_What is asked_.
Reproduce every line of the records below without any change, leaving out the pictures.

━━ Input material ━━

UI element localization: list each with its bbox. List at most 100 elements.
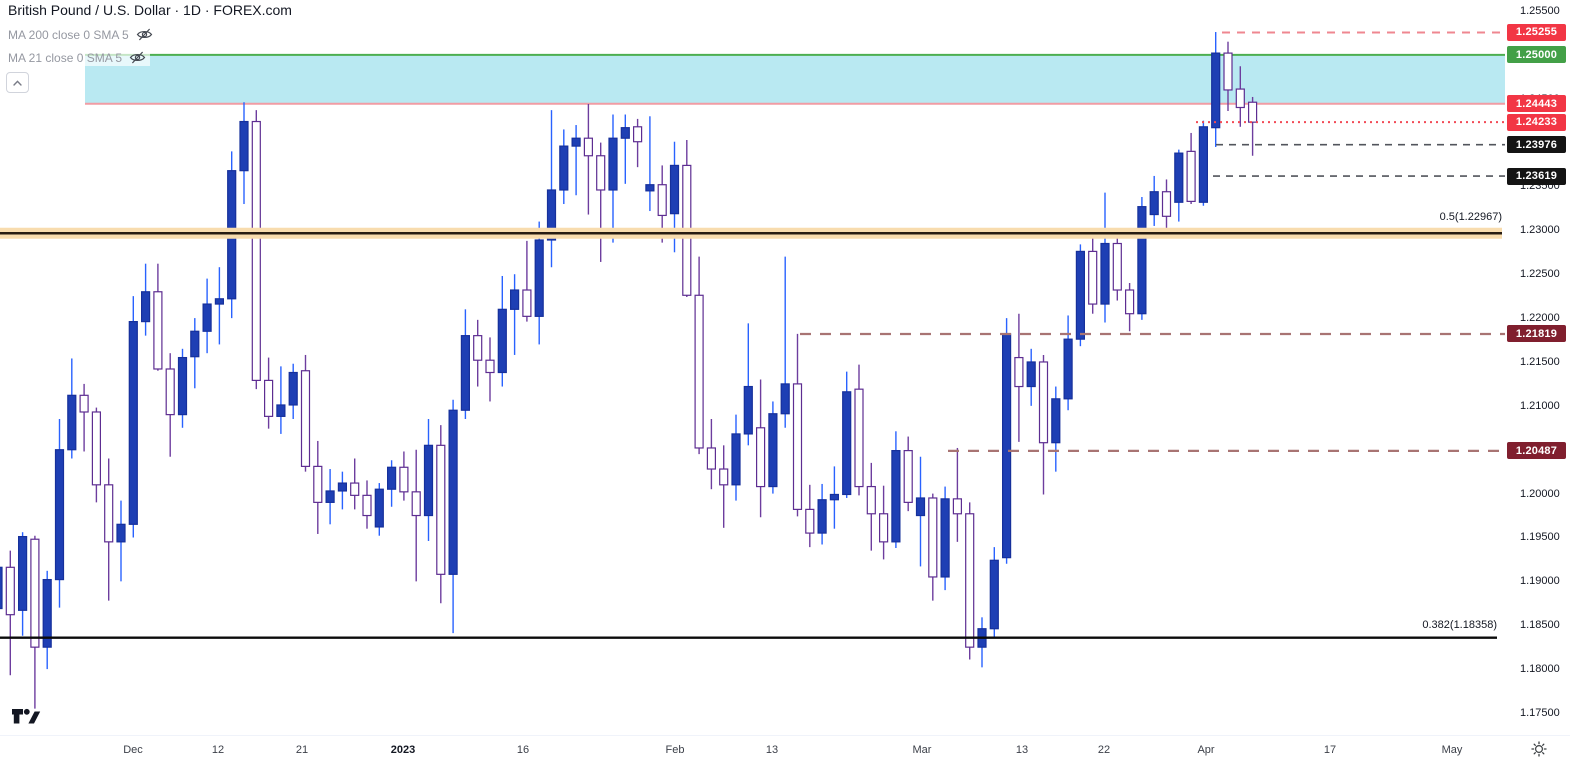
price-tick-1.18500: 1.18500 [1520,619,1560,632]
candle-body [1112,242,1122,291]
fib-level-label-0.5[interactable]: 0.5(1.22967) [1439,211,1502,223]
candle-body [104,484,114,543]
indicator-row-ma21[interactable]: MA 21 close 0 SMA 5 [8,49,151,66]
candle-body [792,383,803,510]
fib-level-label-0.382[interactable]: 0.382(1.18358) [1422,619,1497,631]
candle-body [1051,398,1061,444]
candle-body [645,184,655,192]
candle-body [632,126,643,143]
candle-body [423,444,434,517]
candle-body [91,411,102,486]
price-label-badge-1.25255: 1.25255 [1507,23,1566,41]
candle-body [165,368,175,416]
candle-body [854,388,864,488]
candle-body [497,308,507,374]
time-axis[interactable]: Dec 12 21 2023 16 Feb 13 Mar 13 22 Apr 17 May [0,735,1570,764]
candle-body [596,155,606,191]
candle-body [1124,289,1135,315]
price-label-badge-1.23619: 1.23619 [1507,167,1566,185]
candle-body [0,566,3,610]
collapse-indicators-button[interactable] [6,72,29,93]
candle-body [1100,242,1110,305]
candle-body [1001,333,1012,559]
candle-body [264,379,274,417]
price-tick-1.19500: 1.19500 [1520,531,1560,544]
candle-body [1223,52,1233,91]
candle-body [620,127,630,139]
candle-body [719,468,729,486]
price-label-badge-1.21819: 1.21819 [1507,325,1566,343]
supply-zone-rectangle [85,54,1505,104]
candle-body [313,465,323,503]
price-label-badge-1.24443: 1.24443 [1507,95,1566,113]
time-tick-Dec: Dec [123,744,143,756]
candle-body [374,488,384,528]
candle-body [1211,52,1221,129]
candle-body [755,427,766,488]
candle-body [448,409,458,575]
candle-body [891,449,901,543]
candle-body [128,321,138,525]
candle-body [1149,191,1159,216]
price-tick-1.23000: 1.23000 [1520,224,1560,237]
candle-body [239,120,249,172]
time-tick-21: 21 [295,744,309,756]
candle-body [928,497,938,578]
candle-body [522,289,532,317]
candle-body [79,394,89,413]
tradingview-logo[interactable] [12,708,42,726]
candle-body [1038,361,1049,444]
candle-body [30,538,40,648]
indicator-label: MA 200 close 0 SMA 5 [8,27,129,42]
levels-layer [0,31,1505,639]
price-label-badge-1.25000: 1.25000 [1507,46,1566,64]
eye-crossed-icon[interactable] [136,27,153,42]
candle-body [829,493,840,501]
candle-body [387,466,397,490]
indicator-row-ma200[interactable]: MA 200 close 0 SMA 5 [8,26,157,43]
candle-body [436,444,446,575]
candle-body [5,566,15,616]
time-tick-Mar: Mar [912,744,932,756]
candle-body [350,482,360,496]
candle-body [1247,101,1258,123]
candle-body [903,449,913,503]
candle-body [768,413,778,488]
candle-body [362,494,372,517]
price-label-badge-1.20487: 1.20487 [1507,442,1566,460]
price-axis[interactable]: 1.255001.245001.240001.235001.230001.225… [1507,0,1570,736]
time-tick-22: 22 [1097,744,1111,756]
time-tick-13: 13 [765,744,779,756]
price-label-badge-1.23976: 1.23976 [1507,136,1566,154]
price-tick-1.25500: 1.25500 [1520,4,1560,17]
candle-body [571,137,581,147]
candle-body [731,433,741,486]
candle-body [940,498,950,578]
candle-body [251,120,261,381]
candle-body [1174,152,1184,203]
time-tick-2023: 2023 [390,744,416,756]
candle-body [805,508,815,534]
candle-body [952,498,963,515]
eye-crossed-icon[interactable] [129,50,146,65]
price-tick-1.18000: 1.18000 [1520,663,1560,676]
symbol-title[interactable]: British Pound / U.S. Dollar · 1D · FOREX… [8,2,292,18]
candle-body [1088,250,1098,305]
candle-body [1137,206,1147,315]
price-tick-1.22000: 1.22000 [1520,312,1560,325]
price-tick-1.19000: 1.19000 [1520,575,1560,588]
candle-body [54,449,65,581]
candle-body [399,466,409,493]
candle-body [116,523,126,543]
candle-body [510,289,520,310]
zone-layer [85,53,1505,105]
candle-body [460,335,470,411]
candle-body [706,447,717,470]
candle-body [817,499,827,534]
price-tick-1.22500: 1.22500 [1520,268,1560,281]
candle-body [1161,191,1172,217]
sun-icon[interactable] [1529,739,1549,759]
candle-body [559,145,569,191]
candle-body [608,137,618,191]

━━━

_Full solution_.
UI element localization: list each with its bbox. List at most 100 elements.
price-tick-1.18500: 1.18500 [1520,619,1560,632]
candle-body [1112,242,1122,291]
fib-level-label-0.5[interactable]: 0.5(1.22967) [1439,211,1502,223]
candle-body [104,484,114,543]
indicator-row-ma21[interactable]: MA 21 close 0 SMA 5 [8,49,151,66]
candle-body [792,383,803,510]
fib-level-label-0.382[interactable]: 0.382(1.18358) [1422,619,1497,631]
candle-body [1051,398,1061,444]
candle-body [645,184,655,192]
candle-body [632,126,643,143]
candle-body [423,444,434,517]
candle-body [91,411,102,486]
price-label-badge-1.25255: 1.25255 [1507,23,1566,41]
candle-body [165,368,175,416]
candle-body [854,388,864,488]
candle-body [497,308,507,374]
time-axis[interactable]: Dec 12 21 2023 16 Feb 13 Mar 13 22 Apr 17 May [0,735,1570,764]
candle-body [596,155,606,191]
candle-body [1124,289,1135,315]
price-label-badge-1.23619: 1.23619 [1507,167,1566,185]
candle-body [0,566,3,610]
collapse-indicators-button[interactable] [6,72,29,93]
candle-body [1100,242,1110,305]
candle-body [1001,333,1012,559]
candle-body [264,379,274,417]
price-tick-1.19500: 1.19500 [1520,531,1560,544]
candle-body [1223,52,1233,91]
candle-body [620,127,630,139]
candle-body [719,468,729,486]
price-label-badge-1.21819: 1.21819 [1507,325,1566,343]
supply-zone-rectangle [85,54,1505,104]
candle-body [313,465,323,503]
price-label-badge-1.24443: 1.24443 [1507,95,1566,113]
time-tick-Dec: Dec [123,744,143,756]
candle-body [374,488,384,528]
candle-body [1211,52,1221,129]
candle-body [755,427,766,488]
candle-body [448,409,458,575]
candle-body [891,449,901,543]
candle-body [128,321,138,525]
candle-body [1149,191,1159,216]
price-tick-1.23000: 1.23000 [1520,224,1560,237]
candle-body [239,120,249,172]
time-tick-21: 21 [295,744,309,756]
candle-body [928,497,938,578]
candle-body [522,289,532,317]
candle-body [79,394,89,413]
tradingview-logo[interactable] [12,708,42,726]
candle-body [1038,361,1049,444]
candle-body [30,538,40,648]
indicator-label: MA 200 close 0 SMA 5 [8,27,129,42]
levels-layer [0,31,1505,639]
price-label-badge-1.25000: 1.25000 [1507,46,1566,64]
eye-crossed-icon[interactable] [136,27,153,42]
candle-body [829,493,840,501]
candle-body [387,466,397,490]
indicator-row-ma200[interactable]: MA 200 close 0 SMA 5 [8,26,157,43]
candle-body [436,444,446,575]
candle-body [5,566,15,616]
time-tick-Mar: Mar [912,744,932,756]
candle-body [350,482,360,496]
candle-body [1247,101,1258,123]
candle-body [903,449,913,503]
candle-body [768,413,778,488]
candle-body [362,494,372,517]
price-label-badge-1.20487: 1.20487 [1507,442,1566,460]
price-axis[interactable]: 1.255001.245001.240001.235001.230001.225… [1507,0,1570,736]
time-tick-22: 22 [1097,744,1111,756]
time-tick-13: 13 [765,744,779,756]
price-label-badge-1.23976: 1.23976 [1507,136,1566,154]
price-tick-1.25500: 1.25500 [1520,4,1560,17]
candle-body [571,137,581,147]
candle-body [731,433,741,486]
candle-body [940,498,950,578]
candle-body [251,120,261,381]
candle-body [1174,152,1184,203]
time-tick-2023: 2023 [390,744,416,756]
candle-body [805,508,815,534]
candle-body [952,498,963,515]
eye-crossed-icon[interactable] [129,50,146,65]
price-tick-1.18000: 1.18000 [1520,663,1560,676]
symbol-title[interactable]: British Pound / U.S. Dollar · 1D · FOREX… [8,2,292,18]
candle-body [1088,250,1098,305]
candle-body [1137,206,1147,315]
price-tick-1.22000: 1.22000 [1520,312,1560,325]
price-tick-1.19000: 1.19000 [1520,575,1560,588]
candle-body [54,449,65,581]
candle-body [399,466,409,493]
candle-body [116,523,126,543]
candle-body [510,289,520,310]
zone-layer [85,53,1505,105]
candle-body [460,335,470,411]
candle-body [706,447,717,470]
candle-body [817,499,827,534]
price-tick-1.22500: 1.22500 [1520,268,1560,281]
candle-body [1161,191,1172,217]
sun-icon[interactable] [1529,739,1549,759]
candle-body [559,145,569,191]
candle-body [608,137,618,191]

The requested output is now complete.